Figure data in JSON:
>>>>
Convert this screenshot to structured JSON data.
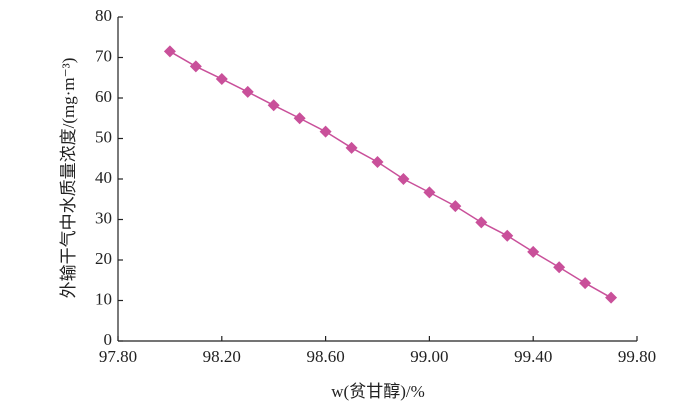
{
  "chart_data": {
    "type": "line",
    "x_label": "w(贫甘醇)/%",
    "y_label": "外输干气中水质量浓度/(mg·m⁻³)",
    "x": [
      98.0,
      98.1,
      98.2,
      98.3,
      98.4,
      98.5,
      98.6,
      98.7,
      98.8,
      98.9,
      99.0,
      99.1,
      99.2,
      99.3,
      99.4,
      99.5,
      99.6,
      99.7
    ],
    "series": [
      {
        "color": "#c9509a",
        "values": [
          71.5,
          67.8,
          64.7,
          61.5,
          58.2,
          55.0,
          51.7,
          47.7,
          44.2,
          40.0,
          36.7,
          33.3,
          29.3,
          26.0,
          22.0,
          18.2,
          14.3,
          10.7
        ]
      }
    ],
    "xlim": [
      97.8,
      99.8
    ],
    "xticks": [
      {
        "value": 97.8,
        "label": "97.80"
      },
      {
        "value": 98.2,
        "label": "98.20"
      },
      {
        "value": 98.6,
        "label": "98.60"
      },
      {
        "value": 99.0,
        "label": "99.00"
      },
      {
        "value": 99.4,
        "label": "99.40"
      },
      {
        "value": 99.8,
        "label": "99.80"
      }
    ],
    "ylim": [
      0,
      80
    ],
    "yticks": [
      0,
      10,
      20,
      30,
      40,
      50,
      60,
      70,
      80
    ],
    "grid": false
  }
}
<<<<
>>>>
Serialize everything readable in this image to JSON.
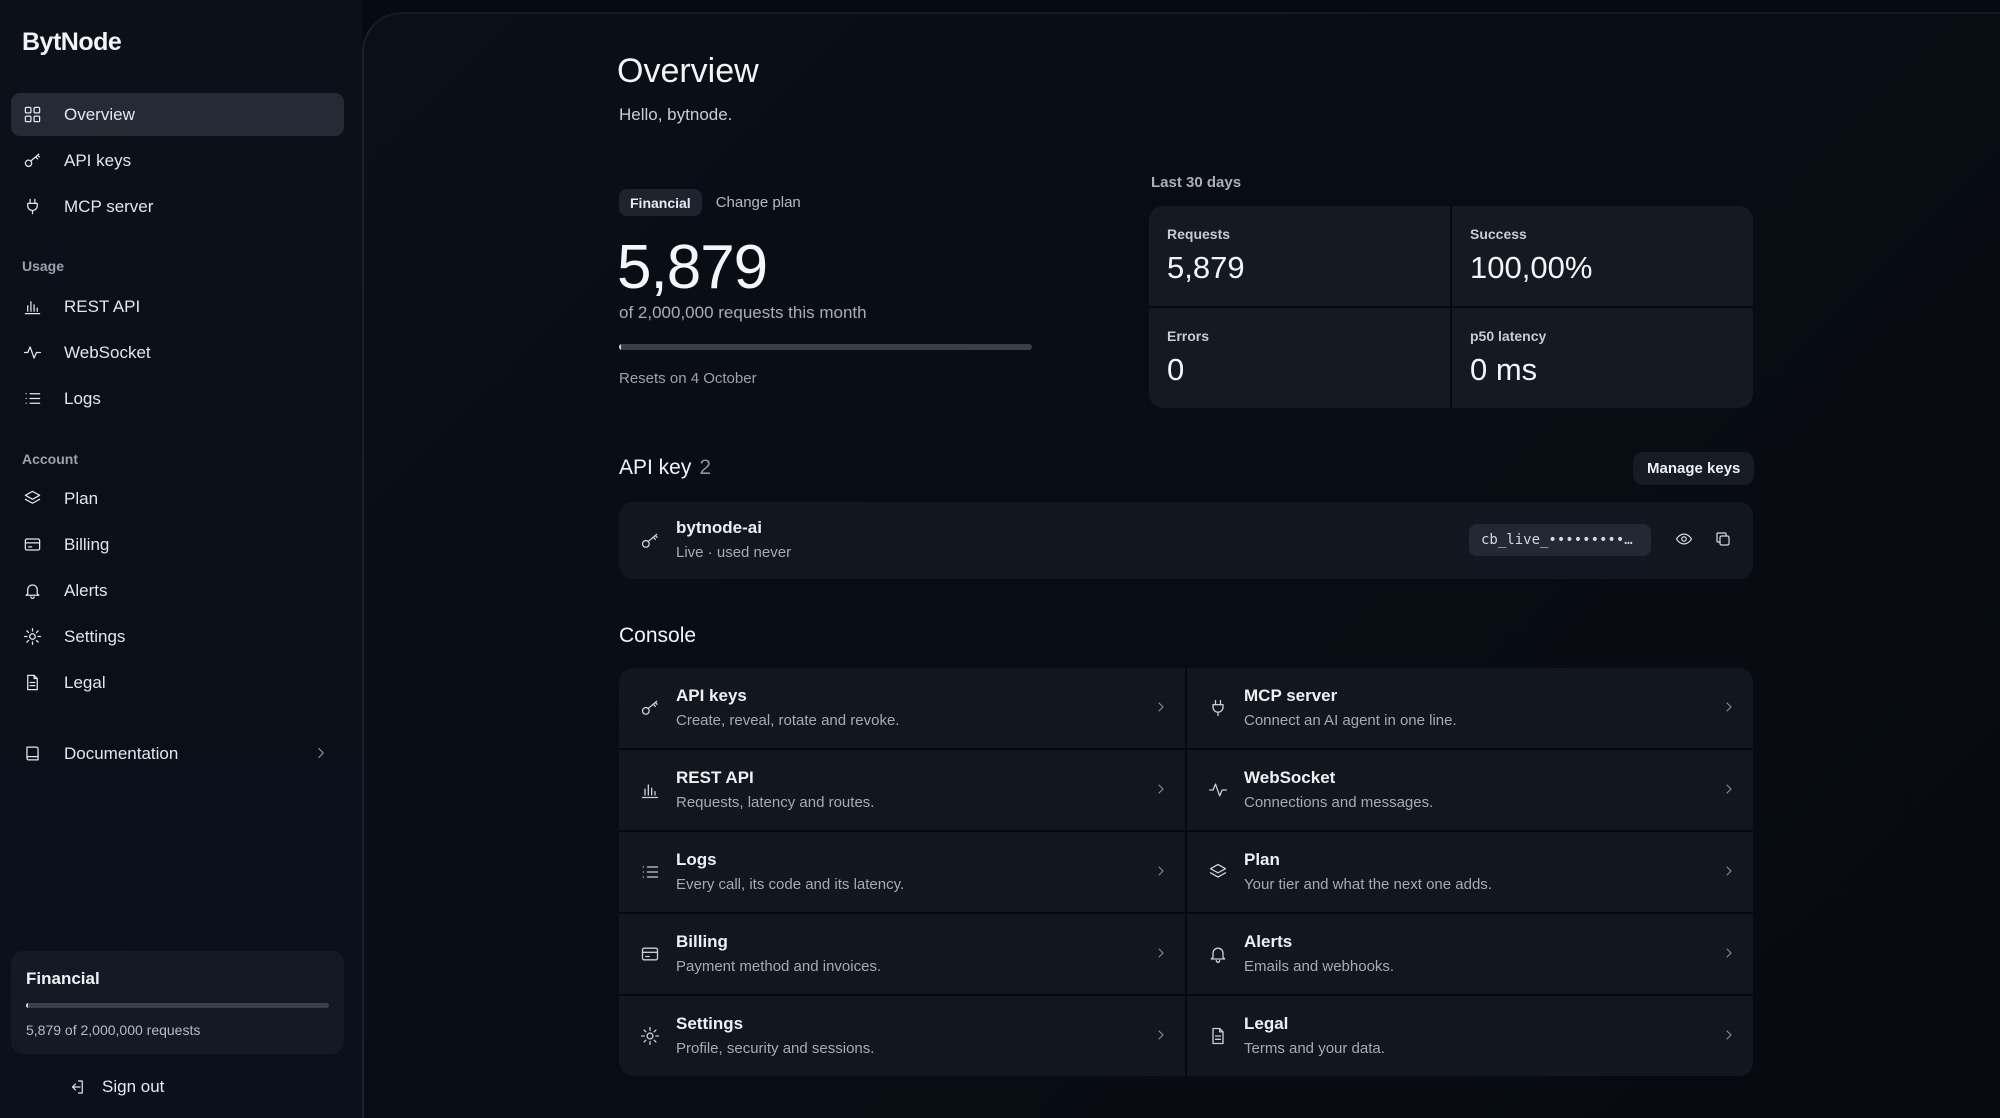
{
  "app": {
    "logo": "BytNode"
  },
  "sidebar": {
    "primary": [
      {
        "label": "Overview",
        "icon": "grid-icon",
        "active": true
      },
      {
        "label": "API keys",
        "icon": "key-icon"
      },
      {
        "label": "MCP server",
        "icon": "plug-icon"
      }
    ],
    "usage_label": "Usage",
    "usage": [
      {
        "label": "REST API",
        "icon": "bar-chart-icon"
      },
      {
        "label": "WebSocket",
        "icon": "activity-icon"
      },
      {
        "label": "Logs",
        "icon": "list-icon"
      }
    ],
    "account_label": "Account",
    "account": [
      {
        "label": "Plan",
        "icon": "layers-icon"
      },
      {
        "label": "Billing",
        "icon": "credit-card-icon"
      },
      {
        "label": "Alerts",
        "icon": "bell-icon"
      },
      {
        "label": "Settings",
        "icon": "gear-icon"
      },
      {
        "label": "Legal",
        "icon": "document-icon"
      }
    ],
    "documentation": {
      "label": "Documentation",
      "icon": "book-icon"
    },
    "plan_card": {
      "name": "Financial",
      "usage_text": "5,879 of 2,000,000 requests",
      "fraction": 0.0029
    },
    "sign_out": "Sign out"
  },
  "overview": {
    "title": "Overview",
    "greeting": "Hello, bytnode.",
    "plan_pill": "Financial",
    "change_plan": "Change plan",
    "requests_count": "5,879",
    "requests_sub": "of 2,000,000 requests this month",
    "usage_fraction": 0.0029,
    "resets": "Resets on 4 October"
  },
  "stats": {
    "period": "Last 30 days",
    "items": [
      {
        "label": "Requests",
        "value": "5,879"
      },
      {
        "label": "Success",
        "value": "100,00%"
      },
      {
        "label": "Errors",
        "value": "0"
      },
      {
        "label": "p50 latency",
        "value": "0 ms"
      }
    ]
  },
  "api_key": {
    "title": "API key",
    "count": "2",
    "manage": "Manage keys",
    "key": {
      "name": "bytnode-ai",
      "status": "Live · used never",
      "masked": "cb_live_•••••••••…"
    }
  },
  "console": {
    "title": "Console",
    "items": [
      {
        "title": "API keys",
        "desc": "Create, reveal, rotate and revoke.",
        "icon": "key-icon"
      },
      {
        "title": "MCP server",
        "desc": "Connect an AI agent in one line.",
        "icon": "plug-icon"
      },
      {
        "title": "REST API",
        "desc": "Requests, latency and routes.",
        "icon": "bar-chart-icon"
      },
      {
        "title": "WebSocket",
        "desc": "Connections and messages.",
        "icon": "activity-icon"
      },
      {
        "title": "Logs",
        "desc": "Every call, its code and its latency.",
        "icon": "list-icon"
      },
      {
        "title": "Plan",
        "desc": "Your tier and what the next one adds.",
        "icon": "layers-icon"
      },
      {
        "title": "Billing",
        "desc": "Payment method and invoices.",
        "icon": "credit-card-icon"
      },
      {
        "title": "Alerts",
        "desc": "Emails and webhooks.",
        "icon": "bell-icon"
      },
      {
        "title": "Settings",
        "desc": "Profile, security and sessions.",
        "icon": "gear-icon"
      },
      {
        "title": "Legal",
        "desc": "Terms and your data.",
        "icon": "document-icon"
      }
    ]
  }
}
<<<<
>>>>
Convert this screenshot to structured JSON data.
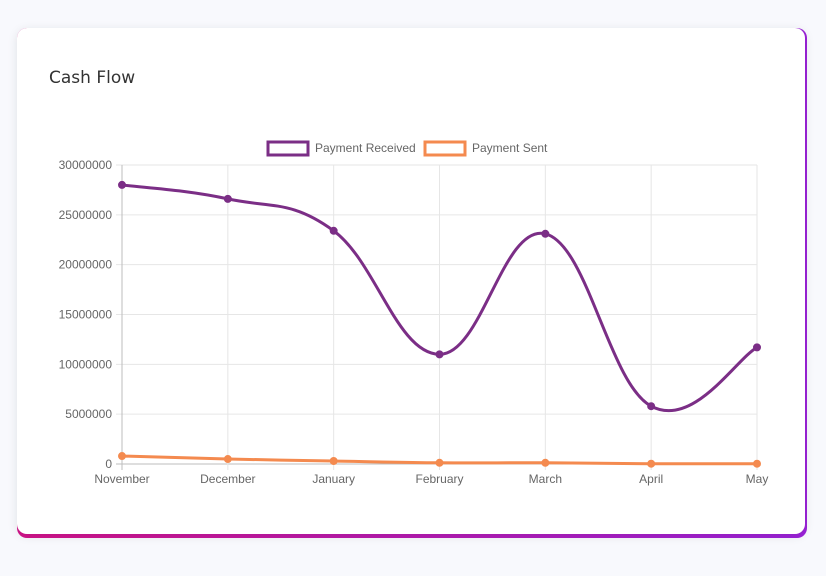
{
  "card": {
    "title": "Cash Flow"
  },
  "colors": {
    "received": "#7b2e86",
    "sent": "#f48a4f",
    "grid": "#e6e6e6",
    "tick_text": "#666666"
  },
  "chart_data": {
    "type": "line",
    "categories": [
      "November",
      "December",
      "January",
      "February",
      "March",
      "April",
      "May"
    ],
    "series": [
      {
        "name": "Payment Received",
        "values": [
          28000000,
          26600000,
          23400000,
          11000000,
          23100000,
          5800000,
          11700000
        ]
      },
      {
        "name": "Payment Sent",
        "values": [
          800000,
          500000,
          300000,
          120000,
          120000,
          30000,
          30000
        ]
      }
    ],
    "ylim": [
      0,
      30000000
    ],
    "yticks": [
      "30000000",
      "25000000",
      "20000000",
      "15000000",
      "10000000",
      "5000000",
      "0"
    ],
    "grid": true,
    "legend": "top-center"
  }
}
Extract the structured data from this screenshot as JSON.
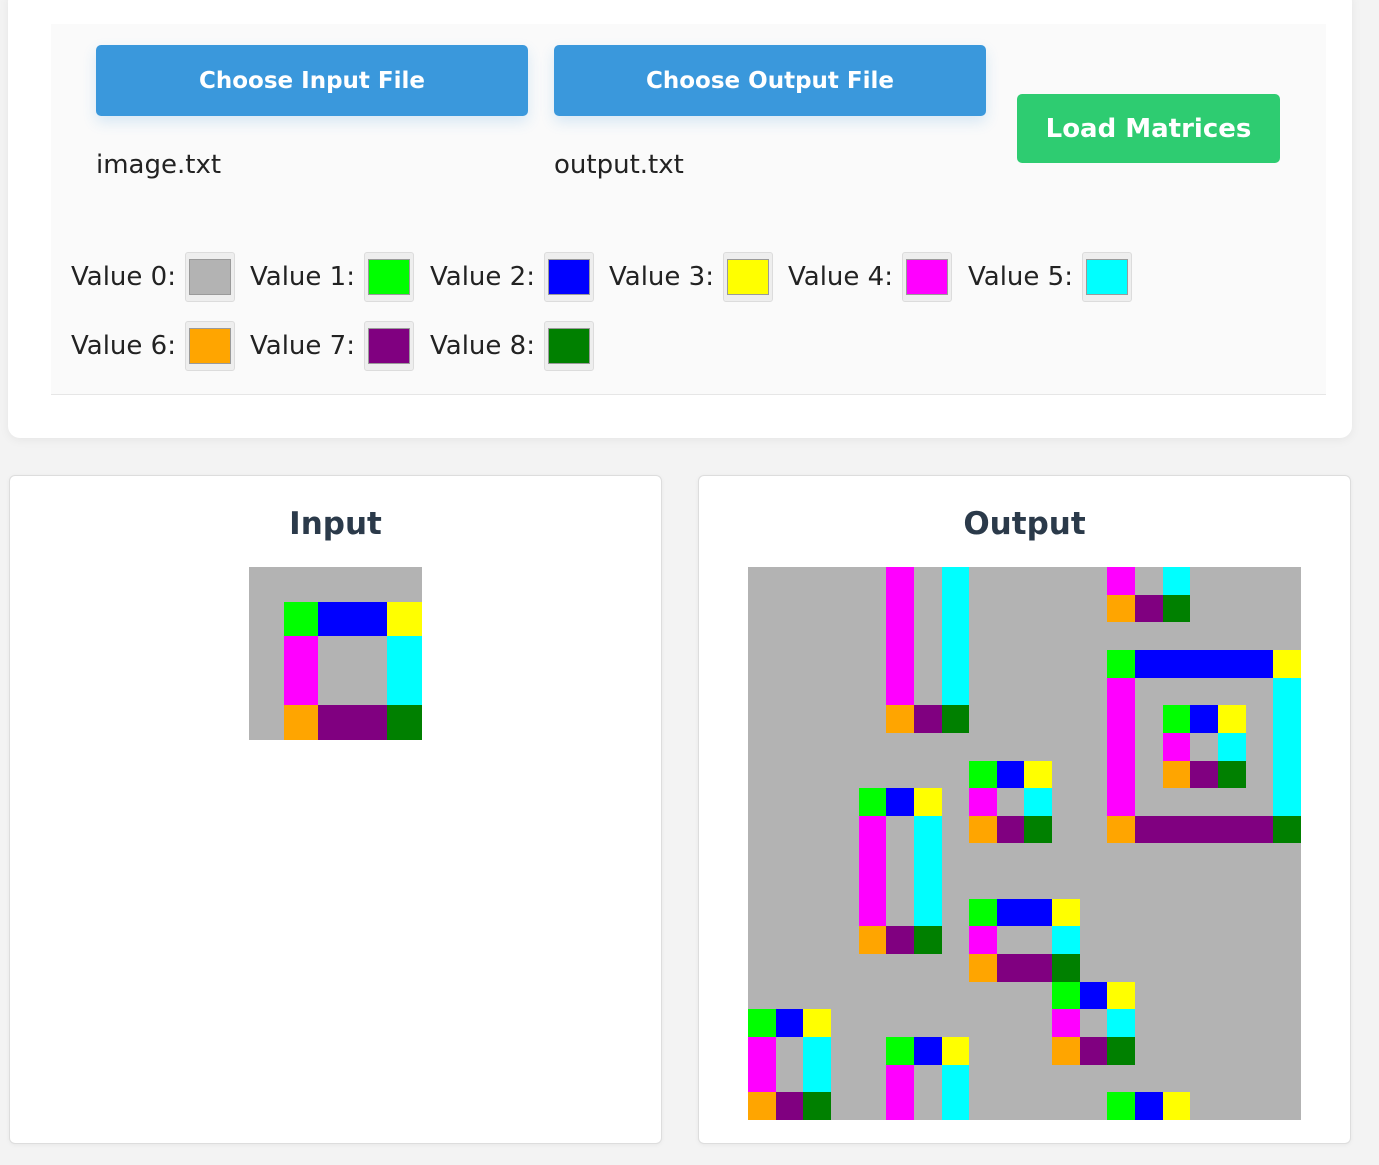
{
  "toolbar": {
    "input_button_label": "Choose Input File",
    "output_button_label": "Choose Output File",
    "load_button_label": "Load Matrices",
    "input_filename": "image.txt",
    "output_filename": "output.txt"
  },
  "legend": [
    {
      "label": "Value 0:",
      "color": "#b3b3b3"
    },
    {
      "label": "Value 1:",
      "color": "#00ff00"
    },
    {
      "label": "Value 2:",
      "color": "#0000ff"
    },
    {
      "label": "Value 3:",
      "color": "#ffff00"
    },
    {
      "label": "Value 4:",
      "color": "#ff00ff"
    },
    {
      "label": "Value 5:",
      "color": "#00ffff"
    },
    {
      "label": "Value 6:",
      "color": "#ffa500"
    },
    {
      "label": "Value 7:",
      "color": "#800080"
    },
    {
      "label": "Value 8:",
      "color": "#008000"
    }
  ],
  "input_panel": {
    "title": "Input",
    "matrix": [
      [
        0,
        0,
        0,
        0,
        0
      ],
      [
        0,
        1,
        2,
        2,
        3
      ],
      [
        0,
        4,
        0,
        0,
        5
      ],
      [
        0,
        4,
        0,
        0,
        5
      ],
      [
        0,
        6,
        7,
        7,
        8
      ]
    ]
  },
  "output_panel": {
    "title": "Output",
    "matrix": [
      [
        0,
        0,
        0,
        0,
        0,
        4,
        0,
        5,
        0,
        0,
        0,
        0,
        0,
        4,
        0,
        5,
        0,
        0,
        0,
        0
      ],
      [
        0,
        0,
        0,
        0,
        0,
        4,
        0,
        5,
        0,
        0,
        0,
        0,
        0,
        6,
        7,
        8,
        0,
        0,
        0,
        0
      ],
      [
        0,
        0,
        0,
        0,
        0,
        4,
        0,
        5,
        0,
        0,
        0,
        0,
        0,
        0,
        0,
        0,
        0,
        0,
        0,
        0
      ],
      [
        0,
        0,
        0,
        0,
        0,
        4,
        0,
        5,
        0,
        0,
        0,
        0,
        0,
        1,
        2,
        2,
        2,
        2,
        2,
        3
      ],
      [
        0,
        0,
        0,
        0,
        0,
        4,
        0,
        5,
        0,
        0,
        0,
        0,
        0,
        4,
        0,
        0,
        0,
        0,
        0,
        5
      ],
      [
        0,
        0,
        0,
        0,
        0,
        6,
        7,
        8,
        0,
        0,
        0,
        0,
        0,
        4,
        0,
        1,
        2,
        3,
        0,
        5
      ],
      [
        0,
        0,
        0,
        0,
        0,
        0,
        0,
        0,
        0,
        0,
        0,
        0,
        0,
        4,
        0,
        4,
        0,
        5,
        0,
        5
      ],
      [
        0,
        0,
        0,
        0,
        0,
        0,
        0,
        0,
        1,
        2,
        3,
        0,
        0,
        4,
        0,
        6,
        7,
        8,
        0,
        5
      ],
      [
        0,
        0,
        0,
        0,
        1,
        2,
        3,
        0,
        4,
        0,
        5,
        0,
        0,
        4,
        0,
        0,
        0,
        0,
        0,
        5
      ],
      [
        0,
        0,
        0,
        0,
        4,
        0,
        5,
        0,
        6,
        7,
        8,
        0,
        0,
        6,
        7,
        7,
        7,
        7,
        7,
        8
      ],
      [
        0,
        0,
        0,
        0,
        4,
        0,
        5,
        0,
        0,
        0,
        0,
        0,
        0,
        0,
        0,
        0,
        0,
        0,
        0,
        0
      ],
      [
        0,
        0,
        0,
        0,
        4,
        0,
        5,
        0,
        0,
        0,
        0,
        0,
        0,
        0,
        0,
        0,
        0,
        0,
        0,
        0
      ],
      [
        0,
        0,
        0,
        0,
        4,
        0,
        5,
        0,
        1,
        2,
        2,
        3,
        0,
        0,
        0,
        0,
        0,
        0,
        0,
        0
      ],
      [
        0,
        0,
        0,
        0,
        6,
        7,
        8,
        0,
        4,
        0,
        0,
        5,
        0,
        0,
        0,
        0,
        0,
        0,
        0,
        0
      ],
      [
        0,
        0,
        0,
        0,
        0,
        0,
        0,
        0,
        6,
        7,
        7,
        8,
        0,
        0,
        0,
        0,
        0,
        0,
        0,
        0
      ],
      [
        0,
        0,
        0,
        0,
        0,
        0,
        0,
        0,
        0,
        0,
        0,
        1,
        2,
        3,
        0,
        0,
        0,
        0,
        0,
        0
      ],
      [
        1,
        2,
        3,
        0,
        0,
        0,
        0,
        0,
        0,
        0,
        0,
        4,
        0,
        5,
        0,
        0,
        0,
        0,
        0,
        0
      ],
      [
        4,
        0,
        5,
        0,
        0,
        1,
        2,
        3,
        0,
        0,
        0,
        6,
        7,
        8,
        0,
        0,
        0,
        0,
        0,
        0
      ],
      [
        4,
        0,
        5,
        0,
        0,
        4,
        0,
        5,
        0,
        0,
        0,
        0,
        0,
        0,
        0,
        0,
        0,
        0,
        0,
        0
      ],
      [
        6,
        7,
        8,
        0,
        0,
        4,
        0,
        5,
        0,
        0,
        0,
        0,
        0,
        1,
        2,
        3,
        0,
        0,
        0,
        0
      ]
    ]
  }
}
<<<<
Task brief:
Copy out each line that contains the word "Financial".

Result of this exercise:
      "name": "Financial",
    "plan_pill": "Financial",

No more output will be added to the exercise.